Task requirements
Locate each line in the records containing "name". Copy it.

Data for this task

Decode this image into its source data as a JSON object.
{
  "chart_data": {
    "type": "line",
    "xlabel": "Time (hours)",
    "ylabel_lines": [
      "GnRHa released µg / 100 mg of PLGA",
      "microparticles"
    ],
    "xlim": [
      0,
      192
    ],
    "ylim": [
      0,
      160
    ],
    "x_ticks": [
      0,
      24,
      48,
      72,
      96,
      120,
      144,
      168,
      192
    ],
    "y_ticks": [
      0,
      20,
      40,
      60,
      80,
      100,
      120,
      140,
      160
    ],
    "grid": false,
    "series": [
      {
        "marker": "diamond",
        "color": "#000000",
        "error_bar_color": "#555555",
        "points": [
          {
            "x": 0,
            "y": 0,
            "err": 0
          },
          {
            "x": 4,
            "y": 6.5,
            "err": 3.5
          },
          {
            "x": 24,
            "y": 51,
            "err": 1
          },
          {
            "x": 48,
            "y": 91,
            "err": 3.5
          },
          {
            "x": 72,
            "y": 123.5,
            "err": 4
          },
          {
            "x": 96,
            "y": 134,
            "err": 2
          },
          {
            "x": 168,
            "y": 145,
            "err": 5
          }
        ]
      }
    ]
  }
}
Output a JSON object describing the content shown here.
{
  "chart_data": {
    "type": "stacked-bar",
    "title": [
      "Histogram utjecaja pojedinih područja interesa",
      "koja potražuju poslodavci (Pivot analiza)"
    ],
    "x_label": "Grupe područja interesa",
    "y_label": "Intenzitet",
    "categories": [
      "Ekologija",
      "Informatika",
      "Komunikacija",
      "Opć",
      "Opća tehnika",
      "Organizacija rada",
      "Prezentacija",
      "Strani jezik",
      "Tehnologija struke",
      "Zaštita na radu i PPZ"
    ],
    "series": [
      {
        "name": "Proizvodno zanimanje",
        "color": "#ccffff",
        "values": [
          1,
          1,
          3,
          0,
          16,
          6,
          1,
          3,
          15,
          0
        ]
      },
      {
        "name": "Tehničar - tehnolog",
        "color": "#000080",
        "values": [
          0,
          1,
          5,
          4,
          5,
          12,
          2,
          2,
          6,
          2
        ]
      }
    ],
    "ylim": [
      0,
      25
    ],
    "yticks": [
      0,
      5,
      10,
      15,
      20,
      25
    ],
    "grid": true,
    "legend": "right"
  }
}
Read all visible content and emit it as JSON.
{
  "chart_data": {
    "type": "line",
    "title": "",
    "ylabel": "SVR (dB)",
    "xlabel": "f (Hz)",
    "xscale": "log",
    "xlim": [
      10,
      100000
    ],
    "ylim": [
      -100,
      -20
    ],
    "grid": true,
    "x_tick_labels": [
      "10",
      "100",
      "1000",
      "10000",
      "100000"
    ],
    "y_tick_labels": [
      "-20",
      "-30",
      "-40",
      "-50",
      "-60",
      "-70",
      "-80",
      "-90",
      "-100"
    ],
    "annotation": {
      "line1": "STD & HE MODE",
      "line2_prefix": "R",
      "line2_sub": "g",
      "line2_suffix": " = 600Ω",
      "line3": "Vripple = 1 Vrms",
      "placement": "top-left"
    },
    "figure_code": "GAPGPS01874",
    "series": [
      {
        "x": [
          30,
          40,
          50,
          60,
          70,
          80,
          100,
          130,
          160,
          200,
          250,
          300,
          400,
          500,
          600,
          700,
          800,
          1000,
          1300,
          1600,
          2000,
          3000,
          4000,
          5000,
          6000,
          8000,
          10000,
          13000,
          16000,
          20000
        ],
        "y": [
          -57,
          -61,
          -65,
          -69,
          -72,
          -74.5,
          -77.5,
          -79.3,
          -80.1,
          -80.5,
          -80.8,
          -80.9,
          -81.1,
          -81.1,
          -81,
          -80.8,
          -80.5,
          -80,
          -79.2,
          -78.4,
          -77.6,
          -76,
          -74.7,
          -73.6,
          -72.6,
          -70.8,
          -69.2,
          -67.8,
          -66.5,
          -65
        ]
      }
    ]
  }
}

Written solution
        "name": "Proizvodno zanimanje",
        "name": "Tehničar - tehnolog",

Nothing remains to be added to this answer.